● STATED EXERCISE
Locate every line in the material below that has the word "Library". Copy each of those lines.

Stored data
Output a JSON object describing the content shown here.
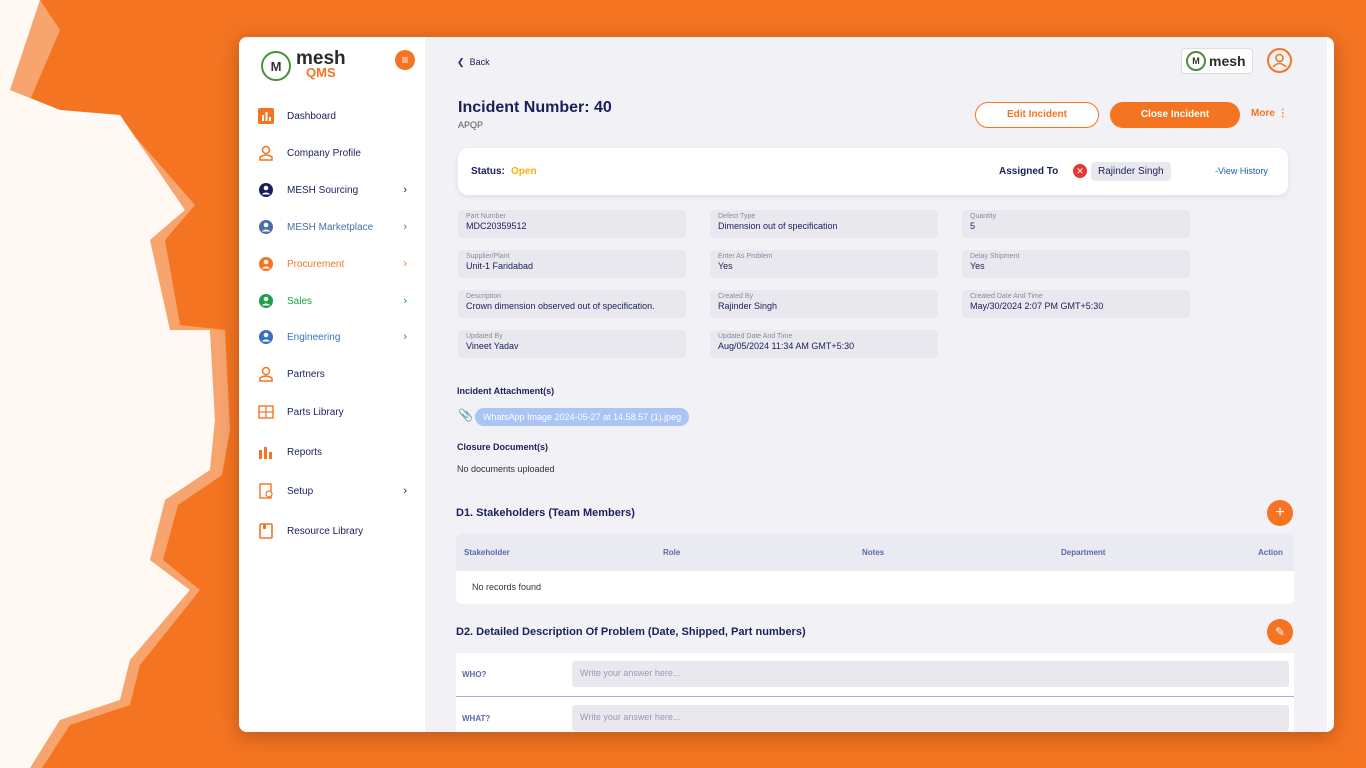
{
  "app": {
    "logo_main": "mesh",
    "logo_sub": "QMS",
    "brand_small": "mesh"
  },
  "sidebar": {
    "items": [
      {
        "label": "Dashboard",
        "icon": "bar-chart-icon",
        "chevron": false,
        "color": "#1a1f5c"
      },
      {
        "label": "Company Profile",
        "icon": "user-outline-icon",
        "chevron": false,
        "color": "#1a1f5c"
      },
      {
        "label": "MESH Sourcing",
        "icon": "user-circle-icon",
        "chevron": true,
        "color": "#1a1f5c"
      },
      {
        "label": "MESH Marketplace",
        "icon": "user-circle-icon",
        "chevron": true,
        "color": "#4a6fa5"
      },
      {
        "label": "Procurement",
        "icon": "user-circle-icon",
        "chevron": true,
        "color": "#f47421"
      },
      {
        "label": "Sales",
        "icon": "user-circle-icon",
        "chevron": true,
        "color": "#1e9e4a"
      },
      {
        "label": "Engineering",
        "icon": "user-circle-icon",
        "chevron": true,
        "color": "#3a6fc8"
      },
      {
        "label": "Partners",
        "icon": "partners-icon",
        "chevron": false,
        "color": "#1a1f5c"
      },
      {
        "label": "Parts Library",
        "icon": "grid-icon",
        "chevron": false,
        "color": "#1a1f5c"
      },
      {
        "label": "Reports",
        "icon": "reports-icon",
        "chevron": false,
        "color": "#1a1f5c"
      },
      {
        "label": "Setup",
        "icon": "setup-icon",
        "chevron": true,
        "color": "#1a1f5c"
      },
      {
        "label": "Resource Library",
        "icon": "book-icon",
        "chevron": false,
        "color": "#1a1f5c"
      }
    ]
  },
  "header": {
    "back_label": "Back",
    "title": "Incident Number: 40",
    "subtitle": "APQP",
    "edit_label": "Edit Incident",
    "close_label": "Close Incident",
    "more_label": "More"
  },
  "status": {
    "status_label": "Status:",
    "status_value": "Open",
    "assigned_label": "Assigned To",
    "assignee": "Rajinder Singh",
    "history_label": "-View History"
  },
  "fields": [
    {
      "label": "Part Number",
      "value": "MDC20359512"
    },
    {
      "label": "Defect Type",
      "value": "Dimension out of specification"
    },
    {
      "label": "Quantity",
      "value": "5"
    },
    {
      "label": "Supplier/Plant",
      "value": "Unit-1  Faridabad"
    },
    {
      "label": "Enter As Problem",
      "value": "Yes"
    },
    {
      "label": "Delay Shipment",
      "value": "Yes"
    },
    {
      "label": "Description",
      "value": "Crown dimension observed out of specification."
    },
    {
      "label": "Created By",
      "value": "Rajinder Singh"
    },
    {
      "label": "Created Date And Time",
      "value": "May/30/2024 2:07 PM GMT+5:30"
    },
    {
      "label": "Updated By",
      "value": "Vineet Yadav"
    },
    {
      "label": "Updated Date And Time",
      "value": "Aug/05/2024 11:34 AM GMT+5:30"
    }
  ],
  "attachments": {
    "heading": "Incident Attachment(s)",
    "file": "WhatsApp Image 2024-05-27 at 14.58.57 (1).jpeg",
    "closure_heading": "Closure Document(s)",
    "closure_empty": "No documents uploaded"
  },
  "d1": {
    "title": "D1. Stakeholders (Team Members)",
    "columns": [
      "Stakeholder",
      "Role",
      "Notes",
      "Department",
      "Action"
    ],
    "empty": "No records found"
  },
  "d2": {
    "title": "D2. Detailed Description Of Problem (Date, Shipped, Part numbers)",
    "rows": [
      {
        "label": "WHO?",
        "placeholder": "Write your answer here..."
      },
      {
        "label": "WHAT?",
        "placeholder": "Write your answer here..."
      }
    ]
  }
}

● WRITTEN SOLUTION
        "label": "Parts Library",
        "label": "Resource Library",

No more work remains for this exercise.